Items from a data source
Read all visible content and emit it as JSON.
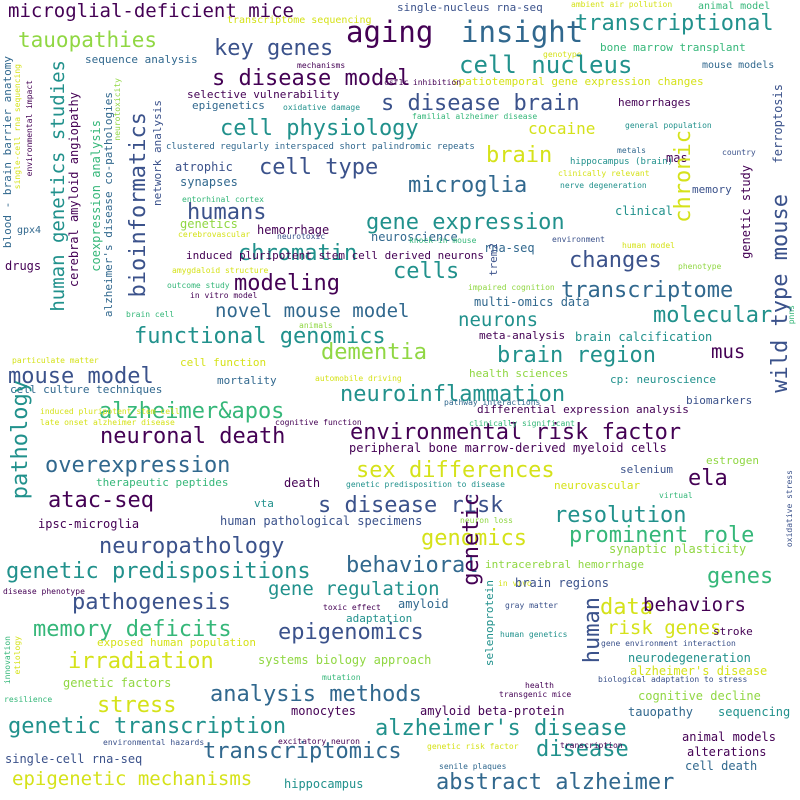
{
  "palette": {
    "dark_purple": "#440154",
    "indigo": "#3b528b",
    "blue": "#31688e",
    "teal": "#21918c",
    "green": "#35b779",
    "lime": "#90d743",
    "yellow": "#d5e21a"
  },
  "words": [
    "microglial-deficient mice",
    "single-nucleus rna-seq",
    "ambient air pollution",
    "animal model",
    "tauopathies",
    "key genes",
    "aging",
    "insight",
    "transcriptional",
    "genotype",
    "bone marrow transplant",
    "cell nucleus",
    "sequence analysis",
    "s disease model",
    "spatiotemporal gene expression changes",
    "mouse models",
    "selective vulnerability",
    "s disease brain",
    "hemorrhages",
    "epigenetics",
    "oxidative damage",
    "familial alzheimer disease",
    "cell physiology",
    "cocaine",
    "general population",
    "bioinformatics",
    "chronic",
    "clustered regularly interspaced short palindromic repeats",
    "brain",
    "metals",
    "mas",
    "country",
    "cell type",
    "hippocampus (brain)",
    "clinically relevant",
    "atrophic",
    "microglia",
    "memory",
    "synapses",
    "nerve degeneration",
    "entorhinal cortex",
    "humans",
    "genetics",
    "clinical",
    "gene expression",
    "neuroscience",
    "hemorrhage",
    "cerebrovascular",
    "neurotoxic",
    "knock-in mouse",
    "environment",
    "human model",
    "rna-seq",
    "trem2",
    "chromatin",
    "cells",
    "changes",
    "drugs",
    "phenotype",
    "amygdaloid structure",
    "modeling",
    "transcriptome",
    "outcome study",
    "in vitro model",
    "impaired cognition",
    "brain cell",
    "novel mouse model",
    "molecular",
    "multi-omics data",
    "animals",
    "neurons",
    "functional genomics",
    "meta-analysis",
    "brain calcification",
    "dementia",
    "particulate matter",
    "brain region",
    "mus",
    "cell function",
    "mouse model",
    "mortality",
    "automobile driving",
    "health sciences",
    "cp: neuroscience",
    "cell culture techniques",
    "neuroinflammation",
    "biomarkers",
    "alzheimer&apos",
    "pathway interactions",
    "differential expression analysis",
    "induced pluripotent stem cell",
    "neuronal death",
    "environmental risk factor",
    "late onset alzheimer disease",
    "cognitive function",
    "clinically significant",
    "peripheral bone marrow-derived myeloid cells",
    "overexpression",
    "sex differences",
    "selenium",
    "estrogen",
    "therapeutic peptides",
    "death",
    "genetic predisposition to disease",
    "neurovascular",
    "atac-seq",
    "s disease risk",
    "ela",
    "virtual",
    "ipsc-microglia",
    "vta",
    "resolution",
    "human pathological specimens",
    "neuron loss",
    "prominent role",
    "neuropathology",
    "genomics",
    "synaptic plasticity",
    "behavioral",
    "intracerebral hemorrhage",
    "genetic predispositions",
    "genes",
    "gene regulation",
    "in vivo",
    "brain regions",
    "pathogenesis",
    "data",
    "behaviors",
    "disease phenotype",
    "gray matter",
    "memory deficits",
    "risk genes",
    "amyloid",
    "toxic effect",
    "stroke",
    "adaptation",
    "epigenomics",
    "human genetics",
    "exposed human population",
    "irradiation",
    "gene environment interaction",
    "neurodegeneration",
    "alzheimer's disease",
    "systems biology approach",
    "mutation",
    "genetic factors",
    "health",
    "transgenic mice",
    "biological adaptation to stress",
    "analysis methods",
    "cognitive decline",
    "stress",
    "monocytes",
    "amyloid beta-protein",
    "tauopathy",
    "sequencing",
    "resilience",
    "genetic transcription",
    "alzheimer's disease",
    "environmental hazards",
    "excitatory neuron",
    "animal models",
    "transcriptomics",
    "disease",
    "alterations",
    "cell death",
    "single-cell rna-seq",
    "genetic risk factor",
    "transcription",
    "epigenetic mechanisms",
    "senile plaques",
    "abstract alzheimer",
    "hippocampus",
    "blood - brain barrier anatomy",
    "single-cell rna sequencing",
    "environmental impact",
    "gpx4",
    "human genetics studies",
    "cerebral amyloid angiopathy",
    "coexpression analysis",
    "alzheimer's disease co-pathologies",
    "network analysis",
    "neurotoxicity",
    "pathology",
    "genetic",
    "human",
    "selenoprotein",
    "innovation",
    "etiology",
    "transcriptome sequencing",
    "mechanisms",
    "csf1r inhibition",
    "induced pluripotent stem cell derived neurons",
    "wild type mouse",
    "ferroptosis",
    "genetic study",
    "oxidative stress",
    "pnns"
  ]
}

• [TASK REQUIREMENTS] Your job is to copy each entry exactly as written; the pictures do not go in.

• [ANSWER TO THIS PROBLEM]
Read all visible content and emit it as JSON.
{
  "palette": {
    "dark_purple": "#440154",
    "indigo": "#3b528b",
    "blue": "#31688e",
    "teal": "#21918c",
    "green": "#35b779",
    "lime": "#90d743",
    "yellow": "#d5e21a"
  },
  "words": [
    "microglial-deficient mice",
    "single-nucleus rna-seq",
    "ambient air pollution",
    "animal model",
    "tauopathies",
    "key genes",
    "aging",
    "insight",
    "transcriptional",
    "genotype",
    "bone marrow transplant",
    "cell nucleus",
    "sequence analysis",
    "s disease model",
    "spatiotemporal gene expression changes",
    "mouse models",
    "selective vulnerability",
    "s disease brain",
    "hemorrhages",
    "epigenetics",
    "oxidative damage",
    "familial alzheimer disease",
    "cell physiology",
    "cocaine",
    "general population",
    "bioinformatics",
    "chronic",
    "clustered regularly interspaced short palindromic repeats",
    "brain",
    "metals",
    "mas",
    "country",
    "cell type",
    "hippocampus (brain)",
    "clinically relevant",
    "atrophic",
    "microglia",
    "memory",
    "synapses",
    "nerve degeneration",
    "entorhinal cortex",
    "humans",
    "genetics",
    "clinical",
    "gene expression",
    "neuroscience",
    "hemorrhage",
    "cerebrovascular",
    "neurotoxic",
    "knock-in mouse",
    "environment",
    "human model",
    "rna-seq",
    "trem2",
    "chromatin",
    "cells",
    "changes",
    "drugs",
    "phenotype",
    "amygdaloid structure",
    "modeling",
    "transcriptome",
    "outcome study",
    "in vitro model",
    "impaired cognition",
    "brain cell",
    "novel mouse model",
    "molecular",
    "multi-omics data",
    "animals",
    "neurons",
    "functional genomics",
    "meta-analysis",
    "brain calcification",
    "dementia",
    "particulate matter",
    "brain region",
    "mus",
    "cell function",
    "mouse model",
    "mortality",
    "automobile driving",
    "health sciences",
    "cp: neuroscience",
    "cell culture techniques",
    "neuroinflammation",
    "biomarkers",
    "alzheimer&apos",
    "pathway interactions",
    "differential expression analysis",
    "induced pluripotent stem cell",
    "neuronal death",
    "environmental risk factor",
    "late onset alzheimer disease",
    "cognitive function",
    "clinically significant",
    "peripheral bone marrow-derived myeloid cells",
    "overexpression",
    "sex differences",
    "selenium",
    "estrogen",
    "therapeutic peptides",
    "death",
    "genetic predisposition to disease",
    "neurovascular",
    "atac-seq",
    "s disease risk",
    "ela",
    "virtual",
    "ipsc-microglia",
    "vta",
    "resolution",
    "human pathological specimens",
    "neuron loss",
    "prominent role",
    "neuropathology",
    "genomics",
    "synaptic plasticity",
    "behavioral",
    "intracerebral hemorrhage",
    "genetic predispositions",
    "genes",
    "gene regulation",
    "in vivo",
    "brain regions",
    "pathogenesis",
    "data",
    "behaviors",
    "disease phenotype",
    "gray matter",
    "memory deficits",
    "risk genes",
    "amyloid",
    "toxic effect",
    "stroke",
    "adaptation",
    "epigenomics",
    "human genetics",
    "exposed human population",
    "irradiation",
    "gene environment interaction",
    "neurodegeneration",
    "alzheimer's disease",
    "systems biology approach",
    "mutation",
    "genetic factors",
    "health",
    "transgenic mice",
    "biological adaptation to stress",
    "analysis methods",
    "cognitive decline",
    "stress",
    "monocytes",
    "amyloid beta-protein",
    "tauopathy",
    "sequencing",
    "resilience",
    "genetic transcription",
    "alzheimer's disease",
    "environmental hazards",
    "excitatory neuron",
    "animal models",
    "transcriptomics",
    "disease",
    "alterations",
    "cell death",
    "single-cell rna-seq",
    "genetic risk factor",
    "transcription",
    "epigenetic mechanisms",
    "senile plaques",
    "abstract alzheimer",
    "hippocampus",
    "blood - brain barrier anatomy",
    "single-cell rna sequencing",
    "environmental impact",
    "gpx4",
    "human genetics studies",
    "cerebral amyloid angiopathy",
    "coexpression analysis",
    "alzheimer's disease co-pathologies",
    "network analysis",
    "neurotoxicity",
    "pathology",
    "genetic",
    "human",
    "selenoprotein",
    "innovation",
    "etiology",
    "transcriptome sequencing",
    "mechanisms",
    "csf1r inhibition",
    "induced pluripotent stem cell derived neurons",
    "wild type mouse",
    "ferroptosis",
    "genetic study",
    "oxidative stress",
    "pnns"
  ]
}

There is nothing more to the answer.